(Dataset listings of figures)
** start **

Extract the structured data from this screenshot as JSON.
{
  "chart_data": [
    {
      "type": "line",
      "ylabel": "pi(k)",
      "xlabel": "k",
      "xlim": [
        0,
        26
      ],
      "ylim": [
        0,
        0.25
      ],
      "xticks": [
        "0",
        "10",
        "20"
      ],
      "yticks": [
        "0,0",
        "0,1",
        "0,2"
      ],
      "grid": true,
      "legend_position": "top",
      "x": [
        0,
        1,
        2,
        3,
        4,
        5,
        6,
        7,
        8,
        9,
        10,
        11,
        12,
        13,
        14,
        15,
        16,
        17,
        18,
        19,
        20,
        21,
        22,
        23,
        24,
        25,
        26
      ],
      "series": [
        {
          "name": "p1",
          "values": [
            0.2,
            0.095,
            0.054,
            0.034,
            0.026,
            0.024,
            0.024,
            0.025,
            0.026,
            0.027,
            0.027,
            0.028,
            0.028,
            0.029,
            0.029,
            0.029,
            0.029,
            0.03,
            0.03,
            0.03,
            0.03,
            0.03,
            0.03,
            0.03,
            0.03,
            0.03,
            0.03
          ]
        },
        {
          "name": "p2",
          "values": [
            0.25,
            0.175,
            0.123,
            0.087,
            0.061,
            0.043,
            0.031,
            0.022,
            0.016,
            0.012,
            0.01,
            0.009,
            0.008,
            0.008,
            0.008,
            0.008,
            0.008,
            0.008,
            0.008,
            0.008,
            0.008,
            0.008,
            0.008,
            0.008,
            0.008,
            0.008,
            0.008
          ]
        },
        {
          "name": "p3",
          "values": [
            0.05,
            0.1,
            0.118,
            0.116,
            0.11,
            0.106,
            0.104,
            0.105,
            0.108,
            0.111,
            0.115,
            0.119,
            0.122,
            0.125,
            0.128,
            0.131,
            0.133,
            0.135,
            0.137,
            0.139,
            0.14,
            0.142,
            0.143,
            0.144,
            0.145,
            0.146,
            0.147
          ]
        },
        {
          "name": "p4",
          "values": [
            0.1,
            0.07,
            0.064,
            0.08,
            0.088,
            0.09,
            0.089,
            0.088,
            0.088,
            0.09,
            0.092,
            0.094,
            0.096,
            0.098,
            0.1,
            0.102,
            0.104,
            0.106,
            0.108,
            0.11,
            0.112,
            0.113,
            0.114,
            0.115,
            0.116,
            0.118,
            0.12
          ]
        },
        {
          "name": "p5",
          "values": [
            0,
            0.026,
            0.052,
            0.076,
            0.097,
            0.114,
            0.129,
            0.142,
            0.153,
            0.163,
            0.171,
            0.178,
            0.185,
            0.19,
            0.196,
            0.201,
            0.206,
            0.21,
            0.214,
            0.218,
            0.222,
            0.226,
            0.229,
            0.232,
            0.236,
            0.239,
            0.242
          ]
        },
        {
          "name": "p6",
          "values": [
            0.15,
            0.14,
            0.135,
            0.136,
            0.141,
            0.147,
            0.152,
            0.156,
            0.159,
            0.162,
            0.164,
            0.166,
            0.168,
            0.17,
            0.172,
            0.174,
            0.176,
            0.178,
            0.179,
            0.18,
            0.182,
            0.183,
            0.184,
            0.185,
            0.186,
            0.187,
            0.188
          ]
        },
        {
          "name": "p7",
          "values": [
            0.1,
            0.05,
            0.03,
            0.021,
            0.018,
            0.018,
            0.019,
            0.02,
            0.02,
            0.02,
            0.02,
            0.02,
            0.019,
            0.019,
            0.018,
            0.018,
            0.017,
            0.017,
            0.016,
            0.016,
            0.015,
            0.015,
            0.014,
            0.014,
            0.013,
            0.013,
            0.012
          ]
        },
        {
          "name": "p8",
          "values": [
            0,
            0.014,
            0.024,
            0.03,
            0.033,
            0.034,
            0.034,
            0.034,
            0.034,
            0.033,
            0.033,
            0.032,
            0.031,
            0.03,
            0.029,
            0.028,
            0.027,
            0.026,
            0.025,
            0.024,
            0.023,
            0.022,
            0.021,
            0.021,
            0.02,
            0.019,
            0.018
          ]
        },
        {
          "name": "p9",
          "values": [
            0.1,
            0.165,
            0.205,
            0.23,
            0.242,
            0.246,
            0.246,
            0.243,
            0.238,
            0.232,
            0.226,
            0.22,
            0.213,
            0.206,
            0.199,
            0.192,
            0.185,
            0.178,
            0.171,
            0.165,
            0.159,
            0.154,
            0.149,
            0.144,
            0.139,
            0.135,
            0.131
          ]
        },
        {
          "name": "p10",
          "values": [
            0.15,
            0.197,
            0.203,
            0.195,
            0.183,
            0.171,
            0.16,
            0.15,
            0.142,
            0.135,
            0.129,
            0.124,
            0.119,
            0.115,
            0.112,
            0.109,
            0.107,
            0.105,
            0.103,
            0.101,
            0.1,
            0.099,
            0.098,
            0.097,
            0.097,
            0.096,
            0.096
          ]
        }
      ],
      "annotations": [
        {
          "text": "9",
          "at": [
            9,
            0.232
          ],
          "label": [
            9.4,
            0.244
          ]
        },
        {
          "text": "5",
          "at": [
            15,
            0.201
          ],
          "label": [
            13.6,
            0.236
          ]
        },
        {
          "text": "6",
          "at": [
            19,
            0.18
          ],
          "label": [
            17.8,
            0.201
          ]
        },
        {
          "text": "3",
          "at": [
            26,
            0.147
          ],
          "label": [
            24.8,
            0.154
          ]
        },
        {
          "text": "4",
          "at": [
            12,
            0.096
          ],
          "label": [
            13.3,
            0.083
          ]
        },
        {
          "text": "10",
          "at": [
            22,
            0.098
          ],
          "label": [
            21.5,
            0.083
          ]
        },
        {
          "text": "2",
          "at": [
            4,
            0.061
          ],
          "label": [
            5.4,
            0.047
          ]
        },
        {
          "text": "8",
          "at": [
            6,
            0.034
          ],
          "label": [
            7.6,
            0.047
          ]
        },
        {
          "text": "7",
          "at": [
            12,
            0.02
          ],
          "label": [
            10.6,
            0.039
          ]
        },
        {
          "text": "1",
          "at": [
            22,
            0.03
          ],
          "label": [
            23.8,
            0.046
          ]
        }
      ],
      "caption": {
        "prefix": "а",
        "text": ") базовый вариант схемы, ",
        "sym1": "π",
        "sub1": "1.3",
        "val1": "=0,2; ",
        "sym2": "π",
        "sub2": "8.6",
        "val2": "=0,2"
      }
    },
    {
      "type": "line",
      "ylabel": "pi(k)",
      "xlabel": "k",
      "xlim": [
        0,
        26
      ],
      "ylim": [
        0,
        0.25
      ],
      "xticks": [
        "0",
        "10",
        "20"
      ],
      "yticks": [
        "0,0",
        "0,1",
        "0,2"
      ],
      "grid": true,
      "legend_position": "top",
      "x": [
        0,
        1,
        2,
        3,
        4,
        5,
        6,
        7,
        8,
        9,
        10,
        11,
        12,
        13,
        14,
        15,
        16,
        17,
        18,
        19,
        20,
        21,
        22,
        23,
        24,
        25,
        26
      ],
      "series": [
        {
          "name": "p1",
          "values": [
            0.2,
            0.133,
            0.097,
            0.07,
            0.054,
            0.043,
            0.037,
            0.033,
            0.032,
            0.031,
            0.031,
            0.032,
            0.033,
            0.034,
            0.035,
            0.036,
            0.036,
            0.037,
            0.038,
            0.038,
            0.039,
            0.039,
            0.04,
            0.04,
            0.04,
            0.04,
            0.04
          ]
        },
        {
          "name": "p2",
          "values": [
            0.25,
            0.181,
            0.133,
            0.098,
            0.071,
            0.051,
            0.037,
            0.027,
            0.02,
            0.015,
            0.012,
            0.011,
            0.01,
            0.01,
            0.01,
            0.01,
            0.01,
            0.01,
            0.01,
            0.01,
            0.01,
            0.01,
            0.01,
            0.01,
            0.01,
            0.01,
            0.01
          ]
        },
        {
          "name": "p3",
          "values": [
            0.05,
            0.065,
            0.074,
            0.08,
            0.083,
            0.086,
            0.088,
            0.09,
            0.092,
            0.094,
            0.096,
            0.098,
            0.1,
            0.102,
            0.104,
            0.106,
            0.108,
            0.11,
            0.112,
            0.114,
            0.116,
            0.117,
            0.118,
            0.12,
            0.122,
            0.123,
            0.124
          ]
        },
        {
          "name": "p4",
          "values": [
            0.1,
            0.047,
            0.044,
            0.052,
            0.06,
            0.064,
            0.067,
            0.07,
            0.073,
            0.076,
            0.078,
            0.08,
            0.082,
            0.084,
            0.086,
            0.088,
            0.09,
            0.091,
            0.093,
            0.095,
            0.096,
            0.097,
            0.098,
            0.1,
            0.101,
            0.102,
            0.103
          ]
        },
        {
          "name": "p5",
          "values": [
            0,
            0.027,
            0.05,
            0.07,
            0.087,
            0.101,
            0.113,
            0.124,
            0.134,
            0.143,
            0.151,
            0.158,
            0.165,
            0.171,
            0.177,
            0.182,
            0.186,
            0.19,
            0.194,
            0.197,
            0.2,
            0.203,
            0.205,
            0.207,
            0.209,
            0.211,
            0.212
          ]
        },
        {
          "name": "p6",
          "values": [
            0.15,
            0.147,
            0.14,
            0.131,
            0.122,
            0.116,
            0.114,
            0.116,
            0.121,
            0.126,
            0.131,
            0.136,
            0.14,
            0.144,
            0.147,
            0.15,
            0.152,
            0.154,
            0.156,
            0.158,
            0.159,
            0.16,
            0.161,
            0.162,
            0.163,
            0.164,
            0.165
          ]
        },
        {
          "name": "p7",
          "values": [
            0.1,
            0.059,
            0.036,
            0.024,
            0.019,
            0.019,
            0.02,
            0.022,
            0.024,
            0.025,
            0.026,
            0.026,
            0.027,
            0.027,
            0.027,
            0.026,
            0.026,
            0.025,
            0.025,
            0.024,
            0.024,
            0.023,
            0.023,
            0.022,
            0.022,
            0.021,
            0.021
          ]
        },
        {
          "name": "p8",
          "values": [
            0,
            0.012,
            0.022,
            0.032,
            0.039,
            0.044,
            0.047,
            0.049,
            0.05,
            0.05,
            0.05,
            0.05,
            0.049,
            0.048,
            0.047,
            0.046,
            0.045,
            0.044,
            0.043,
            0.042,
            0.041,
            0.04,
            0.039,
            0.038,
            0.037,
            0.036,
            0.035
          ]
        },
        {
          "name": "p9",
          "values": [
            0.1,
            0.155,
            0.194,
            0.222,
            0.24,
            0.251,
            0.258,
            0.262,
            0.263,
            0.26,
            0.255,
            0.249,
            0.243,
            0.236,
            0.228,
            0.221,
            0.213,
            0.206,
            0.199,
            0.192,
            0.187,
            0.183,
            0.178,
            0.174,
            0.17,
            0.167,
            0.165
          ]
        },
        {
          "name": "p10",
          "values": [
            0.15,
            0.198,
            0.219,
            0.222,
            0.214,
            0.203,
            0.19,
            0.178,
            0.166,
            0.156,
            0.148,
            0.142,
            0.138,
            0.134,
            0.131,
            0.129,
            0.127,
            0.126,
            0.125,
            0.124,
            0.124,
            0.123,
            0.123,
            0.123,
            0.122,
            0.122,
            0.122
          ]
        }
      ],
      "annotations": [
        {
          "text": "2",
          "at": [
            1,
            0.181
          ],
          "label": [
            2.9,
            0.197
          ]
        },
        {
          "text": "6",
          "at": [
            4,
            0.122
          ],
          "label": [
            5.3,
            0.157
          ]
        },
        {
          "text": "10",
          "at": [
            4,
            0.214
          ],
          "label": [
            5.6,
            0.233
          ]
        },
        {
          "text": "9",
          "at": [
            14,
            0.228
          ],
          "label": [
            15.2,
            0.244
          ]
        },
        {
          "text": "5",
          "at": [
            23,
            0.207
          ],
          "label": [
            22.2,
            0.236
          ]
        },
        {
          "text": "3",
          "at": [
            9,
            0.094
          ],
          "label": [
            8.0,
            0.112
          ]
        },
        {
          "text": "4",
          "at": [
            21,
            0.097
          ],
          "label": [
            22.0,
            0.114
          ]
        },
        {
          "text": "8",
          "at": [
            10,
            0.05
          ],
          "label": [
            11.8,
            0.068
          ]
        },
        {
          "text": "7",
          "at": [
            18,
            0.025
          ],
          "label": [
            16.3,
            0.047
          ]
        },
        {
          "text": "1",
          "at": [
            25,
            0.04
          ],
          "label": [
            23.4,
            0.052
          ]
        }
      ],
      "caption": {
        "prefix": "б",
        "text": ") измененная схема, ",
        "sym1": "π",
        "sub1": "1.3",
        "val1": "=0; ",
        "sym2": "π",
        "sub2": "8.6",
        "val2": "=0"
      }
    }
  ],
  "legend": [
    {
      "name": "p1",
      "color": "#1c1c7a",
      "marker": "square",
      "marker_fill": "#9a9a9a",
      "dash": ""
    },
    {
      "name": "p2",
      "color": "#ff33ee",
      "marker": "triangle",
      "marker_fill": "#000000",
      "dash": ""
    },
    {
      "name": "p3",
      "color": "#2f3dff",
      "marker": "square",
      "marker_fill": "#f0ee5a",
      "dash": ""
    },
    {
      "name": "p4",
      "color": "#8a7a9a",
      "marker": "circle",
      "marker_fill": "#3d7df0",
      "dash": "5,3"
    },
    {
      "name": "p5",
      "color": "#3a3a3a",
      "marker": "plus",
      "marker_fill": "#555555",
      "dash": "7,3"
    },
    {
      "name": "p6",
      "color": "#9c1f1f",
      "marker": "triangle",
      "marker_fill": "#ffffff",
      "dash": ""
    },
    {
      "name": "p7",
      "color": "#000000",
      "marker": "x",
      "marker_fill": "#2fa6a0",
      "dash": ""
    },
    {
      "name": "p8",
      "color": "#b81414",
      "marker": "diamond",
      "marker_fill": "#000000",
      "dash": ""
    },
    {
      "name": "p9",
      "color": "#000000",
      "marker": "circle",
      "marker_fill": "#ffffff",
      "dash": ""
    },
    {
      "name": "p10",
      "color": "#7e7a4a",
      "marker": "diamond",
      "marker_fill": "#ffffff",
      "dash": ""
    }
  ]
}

** end **
** start **

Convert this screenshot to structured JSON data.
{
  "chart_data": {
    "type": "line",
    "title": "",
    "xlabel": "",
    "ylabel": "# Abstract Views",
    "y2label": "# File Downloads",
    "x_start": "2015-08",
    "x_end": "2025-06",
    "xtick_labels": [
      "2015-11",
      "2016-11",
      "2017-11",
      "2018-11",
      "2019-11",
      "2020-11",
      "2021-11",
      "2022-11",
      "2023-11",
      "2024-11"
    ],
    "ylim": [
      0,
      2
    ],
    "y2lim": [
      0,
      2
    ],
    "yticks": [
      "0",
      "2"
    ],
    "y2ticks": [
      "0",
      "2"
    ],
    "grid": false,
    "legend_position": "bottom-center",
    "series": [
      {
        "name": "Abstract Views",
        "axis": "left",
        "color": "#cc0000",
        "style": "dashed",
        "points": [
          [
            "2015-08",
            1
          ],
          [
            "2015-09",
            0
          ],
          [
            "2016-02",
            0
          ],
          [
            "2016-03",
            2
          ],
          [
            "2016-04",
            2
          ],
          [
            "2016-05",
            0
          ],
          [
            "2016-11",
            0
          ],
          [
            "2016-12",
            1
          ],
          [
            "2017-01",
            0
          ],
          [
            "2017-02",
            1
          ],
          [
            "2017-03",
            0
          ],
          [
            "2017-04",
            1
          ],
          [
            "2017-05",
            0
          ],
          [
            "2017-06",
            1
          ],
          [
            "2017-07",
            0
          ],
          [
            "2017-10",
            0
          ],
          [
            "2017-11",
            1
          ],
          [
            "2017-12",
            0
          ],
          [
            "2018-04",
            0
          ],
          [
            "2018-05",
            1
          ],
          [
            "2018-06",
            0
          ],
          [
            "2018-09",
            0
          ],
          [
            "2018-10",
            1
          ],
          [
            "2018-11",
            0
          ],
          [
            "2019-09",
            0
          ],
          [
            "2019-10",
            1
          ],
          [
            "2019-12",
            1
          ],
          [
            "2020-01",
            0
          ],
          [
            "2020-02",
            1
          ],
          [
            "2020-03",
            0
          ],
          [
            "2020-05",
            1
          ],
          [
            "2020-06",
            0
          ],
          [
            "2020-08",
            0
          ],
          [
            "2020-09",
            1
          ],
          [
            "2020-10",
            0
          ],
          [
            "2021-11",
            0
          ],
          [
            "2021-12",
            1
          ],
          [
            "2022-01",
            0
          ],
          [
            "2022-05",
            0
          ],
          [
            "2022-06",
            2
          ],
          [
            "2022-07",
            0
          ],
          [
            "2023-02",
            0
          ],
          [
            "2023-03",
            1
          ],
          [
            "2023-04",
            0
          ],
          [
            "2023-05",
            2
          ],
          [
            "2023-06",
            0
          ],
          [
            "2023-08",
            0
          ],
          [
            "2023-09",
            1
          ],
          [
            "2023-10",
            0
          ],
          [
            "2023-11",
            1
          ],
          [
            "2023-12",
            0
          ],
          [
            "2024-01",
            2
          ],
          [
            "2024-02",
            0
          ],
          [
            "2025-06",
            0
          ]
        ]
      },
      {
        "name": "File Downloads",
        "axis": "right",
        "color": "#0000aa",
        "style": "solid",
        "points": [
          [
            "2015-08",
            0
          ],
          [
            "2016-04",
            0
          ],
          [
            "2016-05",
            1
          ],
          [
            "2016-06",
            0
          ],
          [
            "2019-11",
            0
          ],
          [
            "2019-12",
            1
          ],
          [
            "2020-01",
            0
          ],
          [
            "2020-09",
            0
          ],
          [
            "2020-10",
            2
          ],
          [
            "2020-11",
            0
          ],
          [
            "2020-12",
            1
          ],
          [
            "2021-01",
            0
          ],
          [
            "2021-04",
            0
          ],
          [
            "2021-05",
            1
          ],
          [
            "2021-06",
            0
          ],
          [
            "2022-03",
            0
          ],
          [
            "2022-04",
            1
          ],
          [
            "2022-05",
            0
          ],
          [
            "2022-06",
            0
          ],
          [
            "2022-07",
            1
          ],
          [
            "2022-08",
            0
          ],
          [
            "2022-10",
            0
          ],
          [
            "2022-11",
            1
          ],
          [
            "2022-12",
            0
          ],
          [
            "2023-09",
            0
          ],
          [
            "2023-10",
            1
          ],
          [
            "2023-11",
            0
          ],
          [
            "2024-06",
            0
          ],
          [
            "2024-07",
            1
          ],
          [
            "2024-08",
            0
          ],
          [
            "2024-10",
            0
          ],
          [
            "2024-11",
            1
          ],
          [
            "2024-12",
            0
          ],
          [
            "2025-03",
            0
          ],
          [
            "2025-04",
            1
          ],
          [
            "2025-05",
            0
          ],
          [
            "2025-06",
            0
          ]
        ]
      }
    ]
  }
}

** end **

| Task instructions |
Scan the records above and report how many lines include the word "this", without any other text.

| Completed exercise |
2